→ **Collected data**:
══════════

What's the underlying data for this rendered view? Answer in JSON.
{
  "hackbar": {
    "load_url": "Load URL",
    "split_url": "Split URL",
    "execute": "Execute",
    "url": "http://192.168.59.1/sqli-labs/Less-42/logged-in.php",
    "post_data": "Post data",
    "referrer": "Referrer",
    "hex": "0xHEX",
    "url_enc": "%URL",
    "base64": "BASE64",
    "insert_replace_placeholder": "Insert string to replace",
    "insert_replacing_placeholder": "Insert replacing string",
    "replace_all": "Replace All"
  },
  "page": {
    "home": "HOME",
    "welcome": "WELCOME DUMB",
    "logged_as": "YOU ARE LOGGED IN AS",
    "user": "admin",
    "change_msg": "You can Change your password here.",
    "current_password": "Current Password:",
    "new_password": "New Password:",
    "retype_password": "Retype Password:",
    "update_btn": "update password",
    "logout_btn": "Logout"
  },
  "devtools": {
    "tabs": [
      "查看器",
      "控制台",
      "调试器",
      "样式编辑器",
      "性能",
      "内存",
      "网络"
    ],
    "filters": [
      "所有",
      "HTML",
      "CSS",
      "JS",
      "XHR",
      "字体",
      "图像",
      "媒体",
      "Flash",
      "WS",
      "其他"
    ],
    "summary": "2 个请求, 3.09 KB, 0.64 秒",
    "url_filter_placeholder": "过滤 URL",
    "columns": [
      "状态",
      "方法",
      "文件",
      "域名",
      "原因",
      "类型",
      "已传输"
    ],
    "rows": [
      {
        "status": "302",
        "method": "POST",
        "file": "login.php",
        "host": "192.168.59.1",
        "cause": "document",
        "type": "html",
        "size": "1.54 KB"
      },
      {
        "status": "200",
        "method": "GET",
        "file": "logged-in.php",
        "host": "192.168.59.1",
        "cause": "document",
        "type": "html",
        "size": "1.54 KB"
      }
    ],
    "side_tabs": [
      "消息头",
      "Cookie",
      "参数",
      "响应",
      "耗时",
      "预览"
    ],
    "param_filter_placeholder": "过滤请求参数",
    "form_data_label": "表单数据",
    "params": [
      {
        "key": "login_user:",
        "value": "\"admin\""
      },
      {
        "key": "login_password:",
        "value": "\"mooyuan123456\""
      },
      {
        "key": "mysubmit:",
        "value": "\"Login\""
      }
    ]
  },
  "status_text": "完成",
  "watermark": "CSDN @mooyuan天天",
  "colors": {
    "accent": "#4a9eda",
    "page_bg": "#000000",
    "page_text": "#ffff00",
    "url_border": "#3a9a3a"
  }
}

══════════

→ **Set exercise**: Every entry should be printed again exactly as it stands.

→ **Written solution**:
What's the underlying data for this rendered view? Answer in JSON.
{
  "hackbar": {
    "load_url": "Load URL",
    "split_url": "Split URL",
    "execute": "Execute",
    "url": "http://192.168.59.1/sqli-labs/Less-42/logged-in.php",
    "post_data": "Post data",
    "referrer": "Referrer",
    "hex": "0xHEX",
    "url_enc": "%URL",
    "base64": "BASE64",
    "insert_replace_placeholder": "Insert string to replace",
    "insert_replacing_placeholder": "Insert replacing string",
    "replace_all": "Replace All"
  },
  "page": {
    "home": "HOME",
    "welcome": "WELCOME DUMB",
    "logged_as": "YOU ARE LOGGED IN AS",
    "user": "admin",
    "change_msg": "You can Change your password here.",
    "current_password": "Current Password:",
    "new_password": "New Password:",
    "retype_password": "Retype Password:",
    "update_btn": "update password",
    "logout_btn": "Logout"
  },
  "devtools": {
    "tabs": [
      "查看器",
      "控制台",
      "调试器",
      "样式编辑器",
      "性能",
      "内存",
      "网络"
    ],
    "filters": [
      "所有",
      "HTML",
      "CSS",
      "JS",
      "XHR",
      "字体",
      "图像",
      "媒体",
      "Flash",
      "WS",
      "其他"
    ],
    "summary": "2 个请求, 3.09 KB, 0.64 秒",
    "url_filter_placeholder": "过滤 URL",
    "columns": [
      "状态",
      "方法",
      "文件",
      "域名",
      "原因",
      "类型",
      "已传输"
    ],
    "rows": [
      {
        "status": "302",
        "method": "POST",
        "file": "login.php",
        "host": "192.168.59.1",
        "cause": "document",
        "type": "html",
        "size": "1.54 KB"
      },
      {
        "status": "200",
        "method": "GET",
        "file": "logged-in.php",
        "host": "192.168.59.1",
        "cause": "document",
        "type": "html",
        "size": "1.54 KB"
      }
    ],
    "side_tabs": [
      "消息头",
      "Cookie",
      "参数",
      "响应",
      "耗时",
      "预览"
    ],
    "param_filter_placeholder": "过滤请求参数",
    "form_data_label": "表单数据",
    "params": [
      {
        "key": "login_user:",
        "value": "\"admin\""
      },
      {
        "key": "login_password:",
        "value": "\"mooyuan123456\""
      },
      {
        "key": "mysubmit:",
        "value": "\"Login\""
      }
    ]
  },
  "status_text": "完成",
  "watermark": "CSDN @mooyuan天天",
  "colors": {
    "accent": "#4a9eda",
    "page_bg": "#000000",
    "page_text": "#ffff00",
    "url_border": "#3a9a3a"
  }
}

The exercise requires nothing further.